▸ **The task**: Pick out each line of the records in which the word "times" appears.

▸ **Data for processing**:
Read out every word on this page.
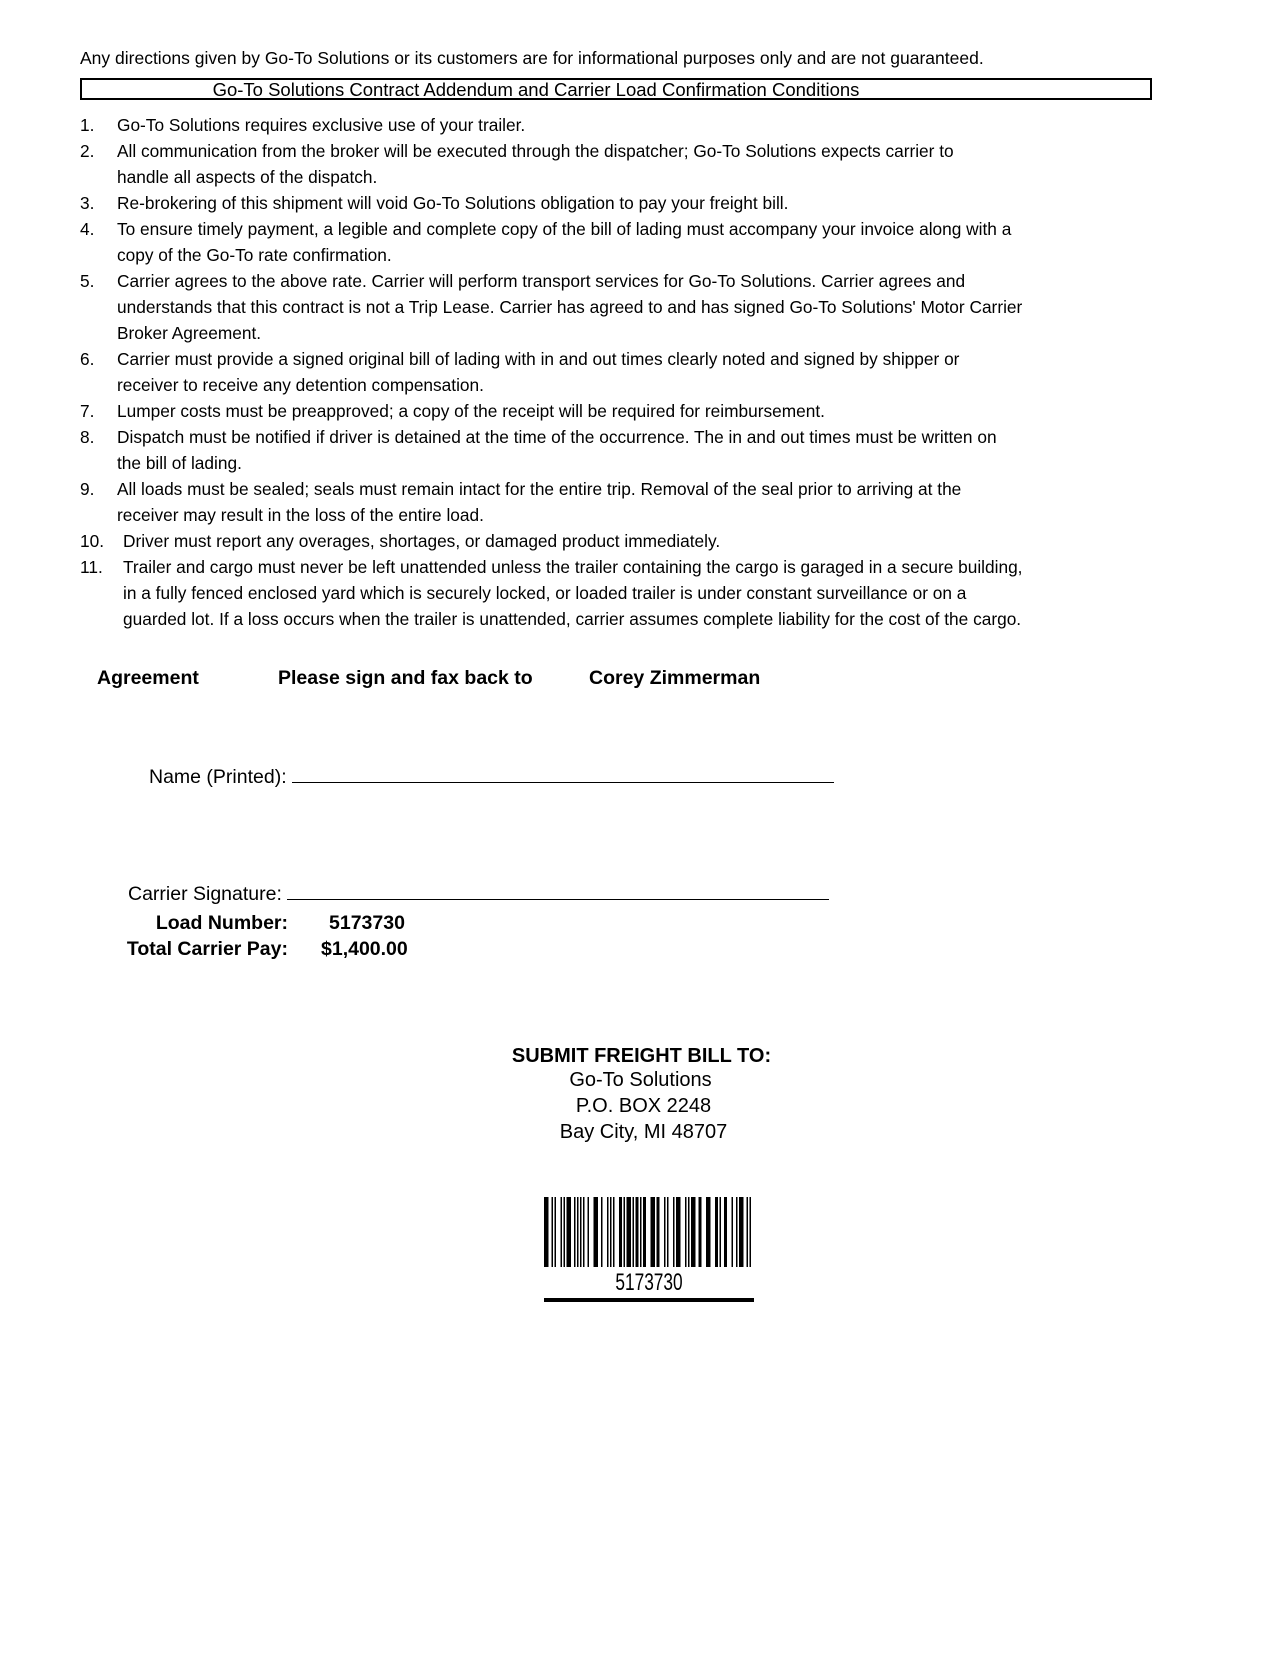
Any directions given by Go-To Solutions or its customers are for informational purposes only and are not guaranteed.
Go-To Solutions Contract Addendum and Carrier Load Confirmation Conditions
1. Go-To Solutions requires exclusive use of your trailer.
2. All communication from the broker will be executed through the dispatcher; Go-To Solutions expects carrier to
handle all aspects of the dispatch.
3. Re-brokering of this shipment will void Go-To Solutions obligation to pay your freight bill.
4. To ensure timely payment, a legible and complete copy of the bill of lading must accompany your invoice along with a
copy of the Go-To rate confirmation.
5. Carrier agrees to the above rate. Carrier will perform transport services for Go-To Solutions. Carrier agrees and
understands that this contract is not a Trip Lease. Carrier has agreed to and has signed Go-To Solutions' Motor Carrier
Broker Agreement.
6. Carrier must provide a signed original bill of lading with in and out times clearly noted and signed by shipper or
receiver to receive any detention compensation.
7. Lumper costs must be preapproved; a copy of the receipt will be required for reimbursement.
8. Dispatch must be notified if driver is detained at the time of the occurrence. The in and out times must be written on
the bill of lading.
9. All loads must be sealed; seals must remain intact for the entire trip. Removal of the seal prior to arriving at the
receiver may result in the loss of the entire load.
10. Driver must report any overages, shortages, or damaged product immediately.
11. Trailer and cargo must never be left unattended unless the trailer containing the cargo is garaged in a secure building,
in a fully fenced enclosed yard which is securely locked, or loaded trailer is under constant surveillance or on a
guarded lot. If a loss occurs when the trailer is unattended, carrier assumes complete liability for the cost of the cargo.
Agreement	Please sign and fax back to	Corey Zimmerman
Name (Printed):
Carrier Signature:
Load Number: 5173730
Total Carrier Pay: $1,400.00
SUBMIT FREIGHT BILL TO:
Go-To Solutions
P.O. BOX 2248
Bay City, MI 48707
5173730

▸ **The output**:
6. Carrier must provide a signed original bill of lading with in and out times clearly noted and signed by shipper or
8. Dispatch must be notified if driver is detained at the time of the occurrence. The in and out times must be written on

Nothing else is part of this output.